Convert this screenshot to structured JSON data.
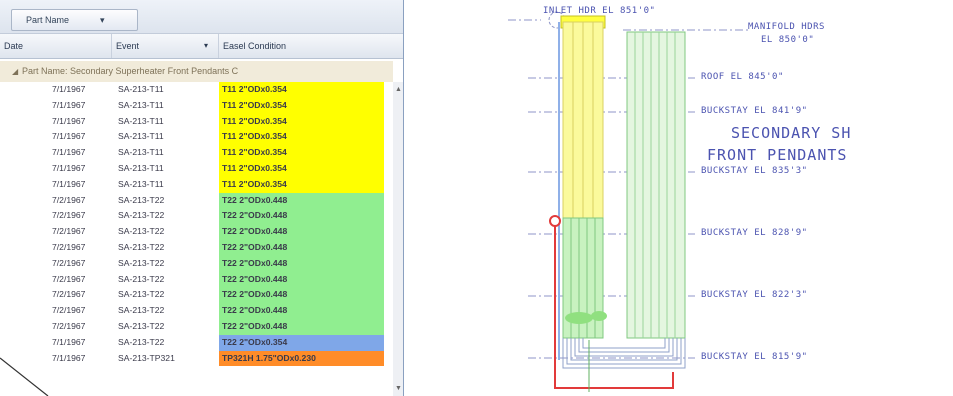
{
  "colors": {
    "t11": "#ffff00",
    "t22": "#90ee90",
    "t22_highlight": "#7fa7e8",
    "tp321h": "#ff8c28",
    "accent": "#4b53b0"
  },
  "grid": {
    "group_chip": {
      "label": "Part Name",
      "arrow": "▾"
    },
    "columns": {
      "date": "Date",
      "event": "Event",
      "event_sort": "▾",
      "condition": "Easel Condition"
    },
    "group_row": {
      "expander": "◢",
      "text": "Part Name: Secondary Superheater Front Pendants C"
    },
    "rows": [
      {
        "date": "7/1/1967",
        "event": "SA-213-T11",
        "condition": "T11 2\"ODx0.354",
        "color": "#ffff00"
      },
      {
        "date": "7/1/1967",
        "event": "SA-213-T11",
        "condition": "T11 2\"ODx0.354",
        "color": "#ffff00"
      },
      {
        "date": "7/1/1967",
        "event": "SA-213-T11",
        "condition": "T11 2\"ODx0.354",
        "color": "#ffff00"
      },
      {
        "date": "7/1/1967",
        "event": "SA-213-T11",
        "condition": "T11 2\"ODx0.354",
        "color": "#ffff00"
      },
      {
        "date": "7/1/1967",
        "event": "SA-213-T11",
        "condition": "T11 2\"ODx0.354",
        "color": "#ffff00"
      },
      {
        "date": "7/1/1967",
        "event": "SA-213-T11",
        "condition": "T11 2\"ODx0.354",
        "color": "#ffff00"
      },
      {
        "date": "7/1/1967",
        "event": "SA-213-T11",
        "condition": "T11 2\"ODx0.354",
        "color": "#ffff00"
      },
      {
        "date": "7/2/1967",
        "event": "SA-213-T22",
        "condition": "T22 2\"ODx0.448",
        "color": "#90ee90"
      },
      {
        "date": "7/2/1967",
        "event": "SA-213-T22",
        "condition": "T22 2\"ODx0.448",
        "color": "#90ee90"
      },
      {
        "date": "7/2/1967",
        "event": "SA-213-T22",
        "condition": "T22 2\"ODx0.448",
        "color": "#90ee90"
      },
      {
        "date": "7/2/1967",
        "event": "SA-213-T22",
        "condition": "T22 2\"ODx0.448",
        "color": "#90ee90"
      },
      {
        "date": "7/2/1967",
        "event": "SA-213-T22",
        "condition": "T22 2\"ODx0.448",
        "color": "#90ee90"
      },
      {
        "date": "7/2/1967",
        "event": "SA-213-T22",
        "condition": "T22 2\"ODx0.448",
        "color": "#90ee90"
      },
      {
        "date": "7/2/1967",
        "event": "SA-213-T22",
        "condition": "T22 2\"ODx0.448",
        "color": "#90ee90"
      },
      {
        "date": "7/2/1967",
        "event": "SA-213-T22",
        "condition": "T22 2\"ODx0.448",
        "color": "#90ee90"
      },
      {
        "date": "7/2/1967",
        "event": "SA-213-T22",
        "condition": "T22 2\"ODx0.448",
        "color": "#90ee90"
      },
      {
        "date": "7/1/1967",
        "event": "SA-213-T22",
        "condition": "T22 2\"ODx0.354",
        "color": "#7fa7e8"
      },
      {
        "date": "7/1/1967",
        "event": "SA-213-TP321",
        "condition": "TP321H 1.75\"ODx0.230",
        "color": "#ff8c28"
      }
    ],
    "scroll": {
      "up": "▲",
      "down": "▼"
    }
  },
  "drawing": {
    "labels": {
      "inlet": "INLET HDR EL 851'0\"",
      "manifold_1": "MANIFOLD HDRS",
      "manifold_2": "EL 850'0\"",
      "roof": "ROOF EL 845'0\"",
      "buckstay_1": "BUCKSTAY EL 841'9\"",
      "title_1": "SECONDARY SH",
      "title_2": "FRONT PENDANTS",
      "buckstay_2": "BUCKSTAY EL 835'3\"",
      "buckstay_3": "BUCKSTAY EL 828'9\"",
      "buckstay_4": "BUCKSTAY EL 822'3\"",
      "buckstay_5": "BUCKSTAY EL 815'9\""
    }
  }
}
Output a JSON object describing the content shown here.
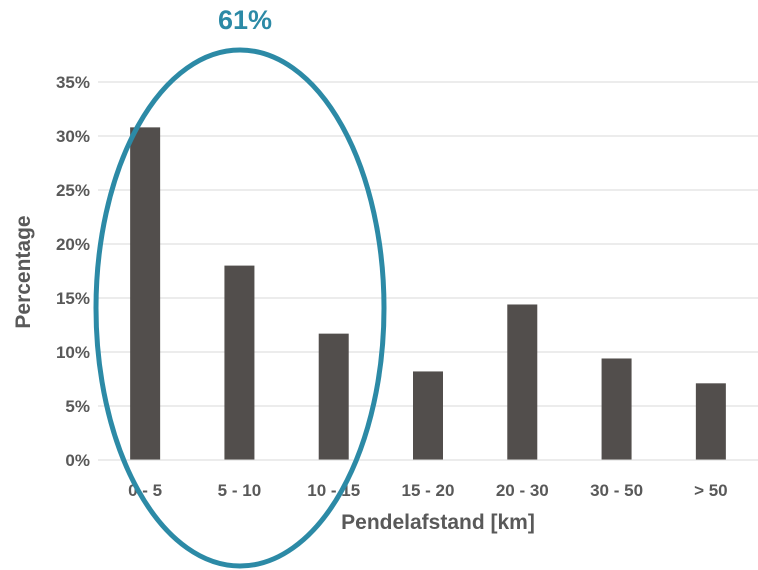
{
  "chart_data": {
    "type": "bar",
    "categories": [
      "0 - 5",
      "5 - 10",
      "10 - 15",
      "15 - 20",
      "20 - 30",
      "30 - 50",
      "> 50"
    ],
    "values": [
      30.8,
      18.0,
      11.7,
      8.2,
      14.4,
      9.4,
      7.1
    ],
    "xlabel": "Pendelafstand [km]",
    "ylabel": "Percentage",
    "ylim": [
      0,
      35
    ],
    "yticks": [
      "0%",
      "5%",
      "10%",
      "15%",
      "20%",
      "25%",
      "30%",
      "35%"
    ],
    "grid": true,
    "legend": "none",
    "bar_color": "#524e4c",
    "annotation": {
      "text": "61%",
      "color": "#2c8aa6",
      "highlights": [
        "0 - 5",
        "5 - 10",
        "10 - 15"
      ]
    }
  }
}
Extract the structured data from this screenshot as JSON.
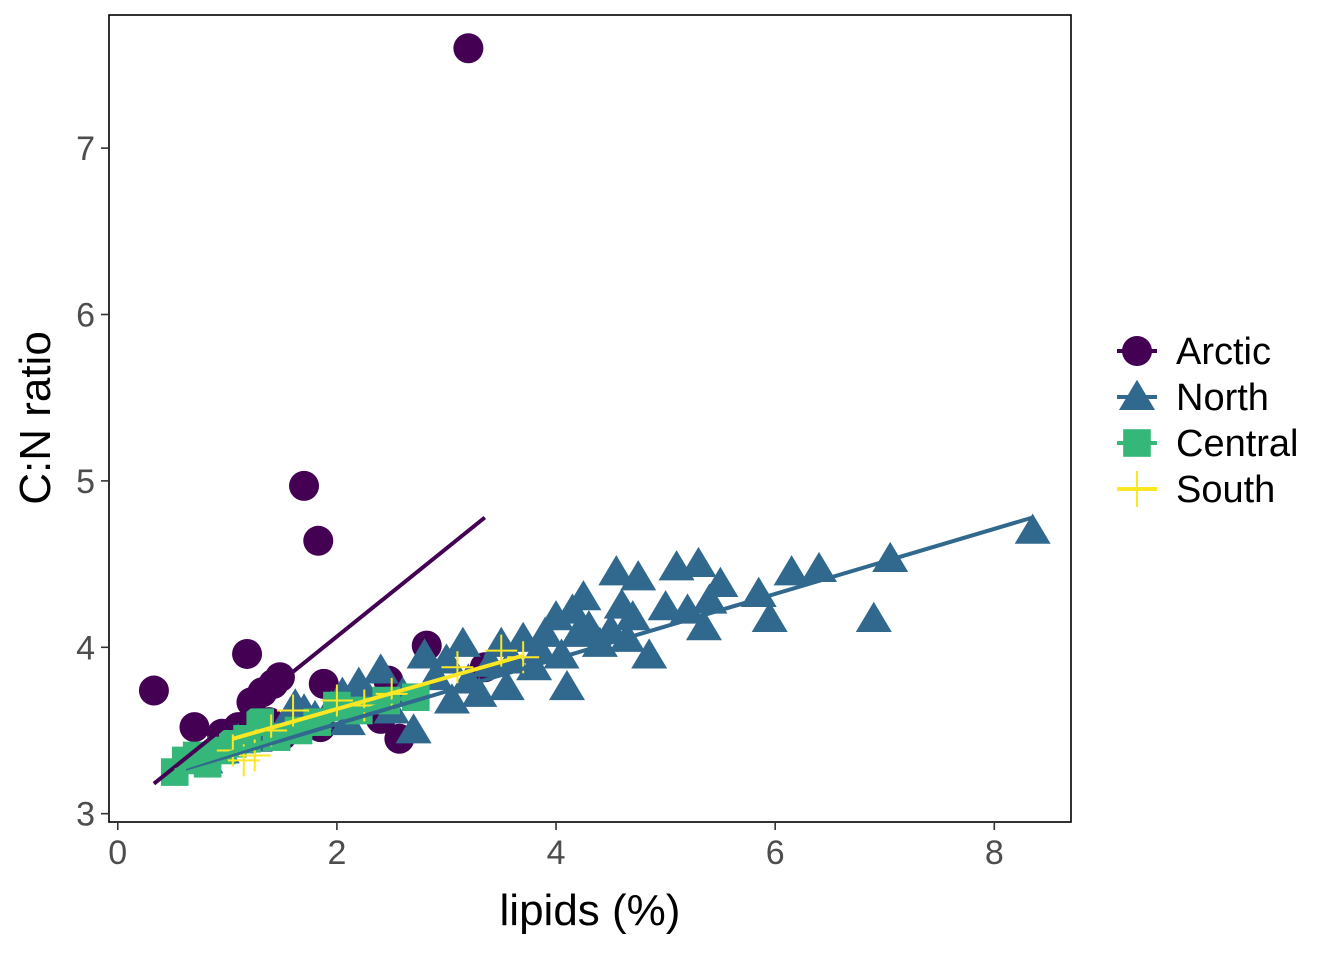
{
  "chart_data": {
    "type": "scatter",
    "xlabel": "lipids (%)",
    "ylabel": "C:N ratio",
    "xlim": [
      -0.08,
      8.7
    ],
    "ylim": [
      2.95,
      7.8
    ],
    "x_ticks": [
      0,
      2,
      4,
      6,
      8
    ],
    "y_ticks": [
      3,
      4,
      5,
      6,
      7
    ],
    "grid": false,
    "legend_position": "right",
    "series": [
      {
        "name": "Arctic",
        "color": "#440154",
        "marker": "circle",
        "points": [
          [
            0.33,
            3.74
          ],
          [
            0.7,
            3.52
          ],
          [
            0.95,
            3.48
          ],
          [
            1.1,
            3.52
          ],
          [
            1.18,
            3.96
          ],
          [
            1.22,
            3.67
          ],
          [
            1.28,
            3.48
          ],
          [
            1.32,
            3.73
          ],
          [
            1.38,
            3.55
          ],
          [
            1.42,
            3.78
          ],
          [
            1.48,
            3.82
          ],
          [
            1.5,
            3.47
          ],
          [
            1.7,
            4.97
          ],
          [
            1.83,
            4.64
          ],
          [
            1.85,
            3.52
          ],
          [
            1.88,
            3.78
          ],
          [
            2.4,
            3.57
          ],
          [
            2.47,
            3.8
          ],
          [
            2.57,
            3.45
          ],
          [
            2.82,
            4.01
          ],
          [
            3.2,
            7.6
          ],
          [
            3.35,
            3.88
          ]
        ],
        "trend": [
          [
            0.33,
            3.18
          ],
          [
            3.35,
            4.78
          ]
        ]
      },
      {
        "name": "North",
        "color": "#31688e",
        "marker": "triangle",
        "points": [
          [
            0.8,
            3.32
          ],
          [
            0.95,
            3.38
          ],
          [
            1.1,
            3.44
          ],
          [
            1.25,
            3.45
          ],
          [
            1.35,
            3.5
          ],
          [
            1.5,
            3.52
          ],
          [
            1.62,
            3.65
          ],
          [
            1.7,
            3.62
          ],
          [
            1.8,
            3.58
          ],
          [
            1.95,
            3.64
          ],
          [
            2.05,
            3.72
          ],
          [
            2.1,
            3.55
          ],
          [
            2.2,
            3.78
          ],
          [
            2.3,
            3.68
          ],
          [
            2.4,
            3.86
          ],
          [
            2.5,
            3.62
          ],
          [
            2.6,
            3.72
          ],
          [
            2.7,
            3.5
          ],
          [
            2.8,
            3.95
          ],
          [
            2.9,
            3.82
          ],
          [
            3.0,
            3.92
          ],
          [
            3.05,
            3.68
          ],
          [
            3.15,
            4.02
          ],
          [
            3.2,
            3.8
          ],
          [
            3.3,
            3.72
          ],
          [
            3.4,
            3.9
          ],
          [
            3.5,
            4.02
          ],
          [
            3.55,
            3.76
          ],
          [
            3.6,
            3.92
          ],
          [
            3.7,
            4.05
          ],
          [
            3.8,
            3.88
          ],
          [
            3.85,
            3.98
          ],
          [
            3.9,
            4.08
          ],
          [
            4.0,
            4.18
          ],
          [
            4.05,
            3.95
          ],
          [
            4.1,
            3.76
          ],
          [
            4.15,
            4.22
          ],
          [
            4.2,
            4.08
          ],
          [
            4.25,
            4.3
          ],
          [
            4.3,
            4.12
          ],
          [
            4.4,
            4.02
          ],
          [
            4.5,
            4.1
          ],
          [
            4.55,
            4.45
          ],
          [
            4.6,
            4.25
          ],
          [
            4.65,
            4.05
          ],
          [
            4.7,
            4.18
          ],
          [
            4.75,
            4.42
          ],
          [
            4.85,
            3.95
          ],
          [
            5.0,
            4.24
          ],
          [
            5.1,
            4.48
          ],
          [
            5.2,
            4.22
          ],
          [
            5.3,
            4.5
          ],
          [
            5.35,
            4.12
          ],
          [
            5.4,
            4.28
          ],
          [
            5.5,
            4.38
          ],
          [
            5.85,
            4.32
          ],
          [
            5.95,
            4.17
          ],
          [
            6.15,
            4.45
          ],
          [
            6.4,
            4.47
          ],
          [
            6.9,
            4.17
          ],
          [
            7.05,
            4.53
          ],
          [
            8.35,
            4.7
          ]
        ],
        "trend": [
          [
            0.62,
            3.27
          ],
          [
            8.35,
            4.78
          ]
        ]
      },
      {
        "name": "Central",
        "color": "#35b779",
        "marker": "square",
        "points": [
          [
            0.52,
            3.25
          ],
          [
            0.62,
            3.32
          ],
          [
            0.72,
            3.35
          ],
          [
            0.82,
            3.3
          ],
          [
            0.95,
            3.38
          ],
          [
            1.05,
            3.42
          ],
          [
            1.18,
            3.45
          ],
          [
            1.3,
            3.55
          ],
          [
            1.45,
            3.46
          ],
          [
            1.65,
            3.5
          ],
          [
            1.82,
            3.55
          ],
          [
            2.0,
            3.65
          ],
          [
            2.2,
            3.62
          ],
          [
            2.45,
            3.68
          ],
          [
            2.72,
            3.7
          ]
        ],
        "trend": [
          [
            0.52,
            3.26
          ],
          [
            2.72,
            3.72
          ]
        ]
      },
      {
        "name": "South",
        "color": "#fde725",
        "marker": "cross",
        "points": [
          [
            1.05,
            3.38
          ],
          [
            1.15,
            3.32
          ],
          [
            1.25,
            3.35
          ],
          [
            1.4,
            3.5
          ],
          [
            1.6,
            3.62
          ],
          [
            2.0,
            3.68
          ],
          [
            2.25,
            3.65
          ],
          [
            2.5,
            3.72
          ],
          [
            3.1,
            3.88
          ],
          [
            3.5,
            3.98
          ],
          [
            3.7,
            3.94
          ]
        ],
        "trend": [
          [
            1.05,
            3.45
          ],
          [
            3.7,
            3.95
          ]
        ]
      }
    ]
  }
}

◆ WRITTEN PROBLEM: Check all the records above and select each line where the string "structured" is found.

◆ EXERCISE RESULT:
Convert this screenshot to structured JSON data.
Extract the structured data from this screenshot as JSON.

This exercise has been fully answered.